**PROBLEM STATEMENT:**
Quote the records beneath, complete and exact. Leave out images.

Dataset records

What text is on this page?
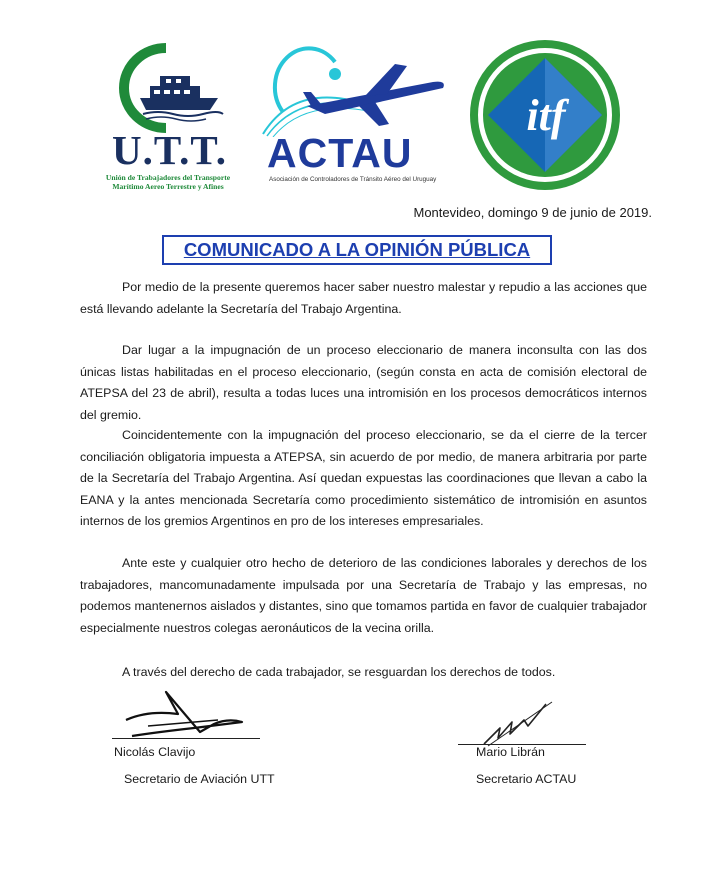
U.T.T.
Unión de Trabajadores del Transporte
Marítimo Aereo Terrestre y Afines
ACTAU
Asociación de Controladores de Tránsito Aéreo del Uruguay
itf
Montevideo, domingo 9 de junio de 2019.
COMUNICADO A LA OPINIÓN PÚBLICA
Por medio de la presente queremos hacer saber nuestro malestar y repudio a las acciones que está llevando adelante la Secretaría del Trabajo Argentina.
Dar lugar a la impugnación de un proceso eleccionario de manera inconsulta con las dos únicas listas habilitadas en el proceso eleccionario, (según consta en acta de comisión electoral de ATEPSA del 23 de abril), resulta a todas luces una intromisión en los procesos democráticos internos del gremio.
Coincidentemente con la impugnación del proceso eleccionario, se da el cierre de la tercer conciliación obligatoria impuesta a ATEPSA, sin acuerdo de por medio, de manera arbitraria por parte de la Secretaría del Trabajo Argentina. Así quedan expuestas las coordinaciones que llevan a cabo la EANA y la antes mencionada Secretaría como procedimiento sistemático de intromisión en asuntos internos de los gremios Argentinos en pro de los intereses empresariales.
Ante este y cualquier otro hecho de deterioro de las condiciones laborales y derechos de los trabajadores, mancomunadamente impulsada por una Secretaría de Trabajo y las empresas, no podemos mantenernos aislados y distantes, sino que tomamos partida en favor de cualquier trabajador especialmente nuestros colegas aeronáuticos de la vecina orilla.
A través del derecho de cada trabajador, se resguardan los derechos de todos.
Nicolás Clavijo
Secretario de Aviación UTT
Mario Librán
Secretario ACTAU
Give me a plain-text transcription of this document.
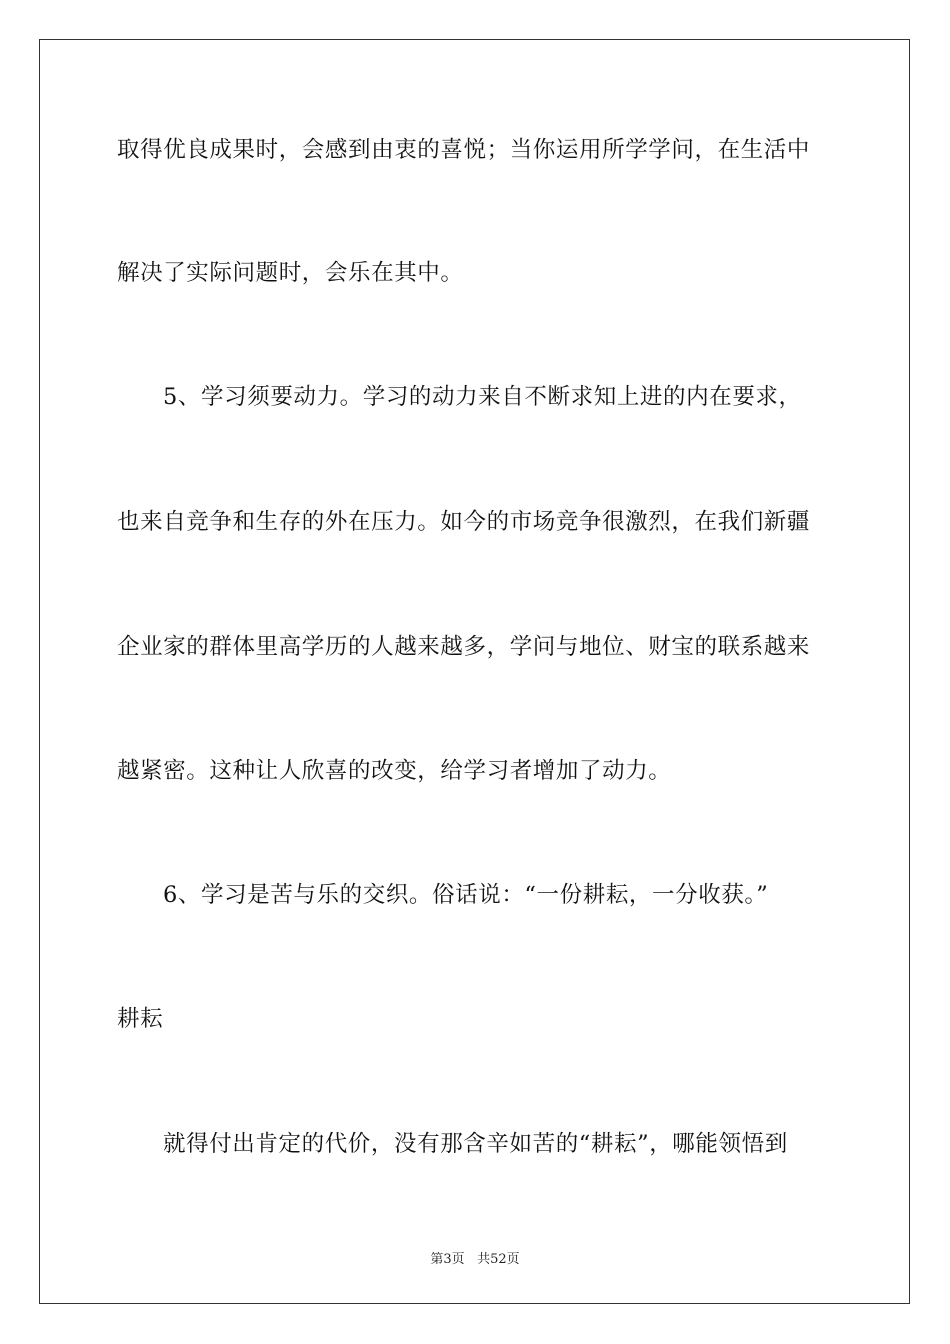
取得优良成果时，会感到由衷的喜悦；当你运用所学学问，在生活中
解决了实际问题时，会乐在其中。
5、学习须要动力。学习的动力来自不断求知上进的内在要求，
也来自竞争和生存的外在压力。如今的市场竞争很激烈，在我们新疆
企业家的群体里高学历的人越来越多，学问与地位、财宝的联系越来
越紧密。这种让人欣喜的改变，给学习者增加了动力。
6、学习是苦与乐的交织。俗话说：“一份耕耘，一分收获。”
耕耘
就得付出肯定的代价，没有那含辛如苦的“耕耘”，哪能领悟到
第3页 共52页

**RESULT OF THE TASK:**
What text is on this page?
U.T.T.
Unión de Trabajadores del Transporte
Marítimo Aereo Terrestre y Afines
ACTAU
Asociación de Controladores de Tránsito Aéreo del Uruguay
itf
Montevideo, domingo 9 de junio de 2019.
COMUNICADO A LA OPINIÓN PÚBLICA
Por medio de la presente queremos hacer saber nuestro malestar y repudio a las acciones que está llevando adelante la Secretaría del Trabajo Argentina.
Dar lugar a la impugnación de un proceso eleccionario de manera inconsulta con las dos únicas listas habilitadas en el proceso eleccionario, (según consta en acta de comisión electoral de ATEPSA del 23 de abril), resulta a todas luces una intromisión en los procesos democráticos internos del gremio.
Coincidentemente con la impugnación del proceso eleccionario, se da el cierre de la tercer conciliación obligatoria impuesta a ATEPSA, sin acuerdo de por medio, de manera arbitraria por parte de la Secretaría del Trabajo Argentina. Así quedan expuestas las coordinaciones que llevan a cabo la EANA y la antes mencionada Secretaría como procedimiento sistemático de intromisión en asuntos internos de los gremios Argentinos en pro de los intereses empresariales.
Ante este y cualquier otro hecho de deterioro de las condiciones laborales y derechos de los trabajadores, mancomunadamente impulsada por una Secretaría de Trabajo y las empresas, no podemos mantenernos aislados y distantes, sino que tomamos partida en favor de cualquier trabajador especialmente nuestros colegas aeronáuticos de la vecina orilla.
A través del derecho de cada trabajador, se resguardan los derechos de todos.
Nicolás Clavijo
Secretario de Aviación UTT
Mario Librán
Secretario ACTAU
Give me a plain-text transcription of this document.
取得优良成果时，会感到由衷的喜悦；当你运用所学学问，在生活中
解决了实际问题时，会乐在其中。
5、学习须要动力。学习的动力来自不断求知上进的内在要求，
也来自竞争和生存的外在压力。如今的市场竞争很激烈，在我们新疆
企业家的群体里高学历的人越来越多，学问与地位、财宝的联系越来
越紧密。这种让人欣喜的改变，给学习者增加了动力。
6、学习是苦与乐的交织。俗话说：“一份耕耘，一分收获。”
耕耘
就得付出肯定的代价，没有那含辛如苦的“耕耘”，哪能领悟到
第3页 共52页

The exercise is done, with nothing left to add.